EXERCISE INSTRUCTIONS – Review the listing and copy each line that holds the word "rüzgar".
— Start DATA ROWS —
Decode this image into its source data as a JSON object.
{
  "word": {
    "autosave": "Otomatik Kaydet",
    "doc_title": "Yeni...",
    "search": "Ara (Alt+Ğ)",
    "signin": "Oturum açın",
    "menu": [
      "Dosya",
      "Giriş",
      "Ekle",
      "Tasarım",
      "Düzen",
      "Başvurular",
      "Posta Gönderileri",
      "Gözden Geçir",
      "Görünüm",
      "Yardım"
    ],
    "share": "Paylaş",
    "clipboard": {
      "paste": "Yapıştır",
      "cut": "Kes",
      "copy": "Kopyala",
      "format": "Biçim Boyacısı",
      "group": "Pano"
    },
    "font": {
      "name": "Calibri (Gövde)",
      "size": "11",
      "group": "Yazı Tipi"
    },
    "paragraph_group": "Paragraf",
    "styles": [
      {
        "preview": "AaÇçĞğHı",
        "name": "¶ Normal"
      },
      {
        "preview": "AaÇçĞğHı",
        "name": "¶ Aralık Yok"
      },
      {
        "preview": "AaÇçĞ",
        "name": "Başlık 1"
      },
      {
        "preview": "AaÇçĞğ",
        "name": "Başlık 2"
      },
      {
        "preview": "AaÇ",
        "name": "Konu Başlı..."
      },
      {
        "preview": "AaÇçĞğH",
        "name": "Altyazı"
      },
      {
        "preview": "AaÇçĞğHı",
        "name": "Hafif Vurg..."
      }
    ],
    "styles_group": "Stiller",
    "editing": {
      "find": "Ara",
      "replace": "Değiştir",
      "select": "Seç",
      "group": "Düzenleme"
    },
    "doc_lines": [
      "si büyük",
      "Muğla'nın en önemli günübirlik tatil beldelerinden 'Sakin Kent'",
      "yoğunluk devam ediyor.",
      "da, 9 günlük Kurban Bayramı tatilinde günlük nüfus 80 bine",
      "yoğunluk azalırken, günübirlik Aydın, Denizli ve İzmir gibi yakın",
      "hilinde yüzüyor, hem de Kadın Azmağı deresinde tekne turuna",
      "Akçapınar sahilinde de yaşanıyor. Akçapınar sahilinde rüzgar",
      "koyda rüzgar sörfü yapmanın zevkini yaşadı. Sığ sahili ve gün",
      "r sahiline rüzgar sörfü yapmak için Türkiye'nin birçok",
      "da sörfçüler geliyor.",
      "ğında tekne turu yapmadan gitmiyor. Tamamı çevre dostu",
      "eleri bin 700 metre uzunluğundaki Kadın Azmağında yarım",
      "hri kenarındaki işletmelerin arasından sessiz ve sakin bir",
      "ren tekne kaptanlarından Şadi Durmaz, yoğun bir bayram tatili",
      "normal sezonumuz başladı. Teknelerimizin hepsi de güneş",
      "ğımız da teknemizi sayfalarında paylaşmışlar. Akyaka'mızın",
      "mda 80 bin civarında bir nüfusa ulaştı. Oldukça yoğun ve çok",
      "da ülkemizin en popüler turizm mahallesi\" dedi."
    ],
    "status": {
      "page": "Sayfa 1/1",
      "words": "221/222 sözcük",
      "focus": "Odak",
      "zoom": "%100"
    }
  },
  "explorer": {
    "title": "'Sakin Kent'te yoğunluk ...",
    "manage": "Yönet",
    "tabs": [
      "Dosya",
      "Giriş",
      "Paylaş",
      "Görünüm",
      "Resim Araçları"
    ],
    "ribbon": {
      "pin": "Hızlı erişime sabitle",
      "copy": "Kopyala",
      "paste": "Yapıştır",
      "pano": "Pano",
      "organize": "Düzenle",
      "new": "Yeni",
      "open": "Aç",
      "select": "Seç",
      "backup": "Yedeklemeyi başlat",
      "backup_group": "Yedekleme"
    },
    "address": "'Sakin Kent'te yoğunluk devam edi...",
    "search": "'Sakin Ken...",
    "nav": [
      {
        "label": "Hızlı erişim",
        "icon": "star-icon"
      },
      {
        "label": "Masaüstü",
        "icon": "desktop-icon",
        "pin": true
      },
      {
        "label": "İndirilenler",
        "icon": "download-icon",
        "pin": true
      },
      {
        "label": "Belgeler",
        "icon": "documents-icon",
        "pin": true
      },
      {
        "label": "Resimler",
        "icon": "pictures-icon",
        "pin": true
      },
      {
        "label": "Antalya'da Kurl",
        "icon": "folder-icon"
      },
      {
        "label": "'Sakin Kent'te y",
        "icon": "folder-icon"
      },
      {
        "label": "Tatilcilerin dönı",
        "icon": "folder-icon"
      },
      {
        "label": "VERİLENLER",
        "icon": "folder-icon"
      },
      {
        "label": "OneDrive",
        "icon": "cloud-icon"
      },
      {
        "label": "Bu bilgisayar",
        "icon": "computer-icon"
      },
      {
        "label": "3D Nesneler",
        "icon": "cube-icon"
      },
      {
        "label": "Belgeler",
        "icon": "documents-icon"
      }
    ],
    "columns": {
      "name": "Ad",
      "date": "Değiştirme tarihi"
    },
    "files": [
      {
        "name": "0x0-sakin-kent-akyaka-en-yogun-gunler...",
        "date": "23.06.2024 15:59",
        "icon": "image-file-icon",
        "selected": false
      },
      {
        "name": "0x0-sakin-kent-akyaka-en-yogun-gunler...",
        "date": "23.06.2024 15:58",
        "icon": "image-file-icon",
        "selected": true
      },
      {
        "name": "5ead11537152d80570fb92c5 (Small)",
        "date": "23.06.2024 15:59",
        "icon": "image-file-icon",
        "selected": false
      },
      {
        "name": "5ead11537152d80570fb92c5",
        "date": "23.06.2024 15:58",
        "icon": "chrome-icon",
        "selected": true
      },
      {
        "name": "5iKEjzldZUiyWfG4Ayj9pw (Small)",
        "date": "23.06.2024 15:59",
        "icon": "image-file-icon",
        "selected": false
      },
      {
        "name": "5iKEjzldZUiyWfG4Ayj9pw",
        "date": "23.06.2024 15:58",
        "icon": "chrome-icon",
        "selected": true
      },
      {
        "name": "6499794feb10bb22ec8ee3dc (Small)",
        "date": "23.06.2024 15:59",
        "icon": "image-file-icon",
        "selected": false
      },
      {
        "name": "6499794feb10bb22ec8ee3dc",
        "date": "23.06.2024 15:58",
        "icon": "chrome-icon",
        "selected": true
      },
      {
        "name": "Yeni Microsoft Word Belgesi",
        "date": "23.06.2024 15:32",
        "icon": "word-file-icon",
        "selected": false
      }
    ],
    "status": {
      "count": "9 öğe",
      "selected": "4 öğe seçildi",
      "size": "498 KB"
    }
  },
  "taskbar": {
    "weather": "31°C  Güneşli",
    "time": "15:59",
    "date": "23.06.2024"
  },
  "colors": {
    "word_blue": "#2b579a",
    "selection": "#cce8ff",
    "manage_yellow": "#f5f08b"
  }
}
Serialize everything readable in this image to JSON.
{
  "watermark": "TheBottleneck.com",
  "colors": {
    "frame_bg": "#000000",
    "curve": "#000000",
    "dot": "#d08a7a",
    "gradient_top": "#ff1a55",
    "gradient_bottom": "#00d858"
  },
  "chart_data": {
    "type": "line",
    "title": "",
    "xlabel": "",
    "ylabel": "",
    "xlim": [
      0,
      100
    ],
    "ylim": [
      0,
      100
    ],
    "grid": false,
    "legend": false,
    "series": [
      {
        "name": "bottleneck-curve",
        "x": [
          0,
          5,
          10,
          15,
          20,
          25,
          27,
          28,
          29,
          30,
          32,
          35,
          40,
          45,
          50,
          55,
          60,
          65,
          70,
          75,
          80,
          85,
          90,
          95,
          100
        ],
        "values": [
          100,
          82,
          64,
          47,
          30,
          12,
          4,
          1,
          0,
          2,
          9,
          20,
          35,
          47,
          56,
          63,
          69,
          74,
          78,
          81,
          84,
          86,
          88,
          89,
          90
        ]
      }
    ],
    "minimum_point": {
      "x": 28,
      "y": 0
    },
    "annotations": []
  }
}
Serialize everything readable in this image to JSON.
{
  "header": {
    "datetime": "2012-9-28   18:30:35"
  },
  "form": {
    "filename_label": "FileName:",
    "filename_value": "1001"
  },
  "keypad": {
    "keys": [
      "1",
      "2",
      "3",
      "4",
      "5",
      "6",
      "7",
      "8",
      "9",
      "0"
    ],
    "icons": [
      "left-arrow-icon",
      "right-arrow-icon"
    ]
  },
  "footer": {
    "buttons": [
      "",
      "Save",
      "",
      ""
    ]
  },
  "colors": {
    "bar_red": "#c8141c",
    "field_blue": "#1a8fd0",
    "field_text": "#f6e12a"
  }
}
— End DATA ROWS —
ANSWER FOR THE TASK –
      "Akçapınar sahilinde de yaşanıyor. Akçapınar sahilinde rüzgar",
      "koyda rüzgar sörfü yapmanın zevkini yaşadı. Sığ sahili ve gün",
      "r sahiline rüzgar sörfü yapmak için Türkiye'nin birçok",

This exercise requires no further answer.